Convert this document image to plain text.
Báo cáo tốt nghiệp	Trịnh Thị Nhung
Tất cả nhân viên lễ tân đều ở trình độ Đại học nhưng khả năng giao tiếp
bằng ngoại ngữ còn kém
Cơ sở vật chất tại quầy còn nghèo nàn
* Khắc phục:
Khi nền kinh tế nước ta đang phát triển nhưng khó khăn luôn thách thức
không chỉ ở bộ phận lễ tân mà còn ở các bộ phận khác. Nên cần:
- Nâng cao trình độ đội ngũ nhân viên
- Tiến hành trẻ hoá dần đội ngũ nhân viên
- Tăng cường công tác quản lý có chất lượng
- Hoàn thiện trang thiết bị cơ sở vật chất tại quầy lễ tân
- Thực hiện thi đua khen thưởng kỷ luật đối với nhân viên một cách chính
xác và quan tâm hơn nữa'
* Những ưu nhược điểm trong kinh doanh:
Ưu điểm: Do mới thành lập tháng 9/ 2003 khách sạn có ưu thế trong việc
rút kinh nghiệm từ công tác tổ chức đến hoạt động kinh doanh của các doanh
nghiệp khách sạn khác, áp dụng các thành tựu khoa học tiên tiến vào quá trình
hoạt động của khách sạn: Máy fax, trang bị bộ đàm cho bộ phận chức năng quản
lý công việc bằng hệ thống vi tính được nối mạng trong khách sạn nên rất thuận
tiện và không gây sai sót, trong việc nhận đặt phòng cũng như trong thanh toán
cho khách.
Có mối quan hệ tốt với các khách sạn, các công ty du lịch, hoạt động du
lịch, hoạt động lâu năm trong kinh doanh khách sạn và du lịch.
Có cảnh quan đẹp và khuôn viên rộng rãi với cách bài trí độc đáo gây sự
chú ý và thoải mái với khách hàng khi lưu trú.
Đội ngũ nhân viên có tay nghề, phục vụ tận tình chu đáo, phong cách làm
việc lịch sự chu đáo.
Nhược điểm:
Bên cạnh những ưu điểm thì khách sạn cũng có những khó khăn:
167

****************

Scan the material above for the string "lịch" and report each line where you find it.

RESULT OF THE TASK:
Có mối quan hệ tốt với các khách sạn, các công ty du lịch, hoạt động du
lịch, hoạt động lâu năm trong kinh doanh khách sạn và du lịch.
việc lịch sự chu đáo.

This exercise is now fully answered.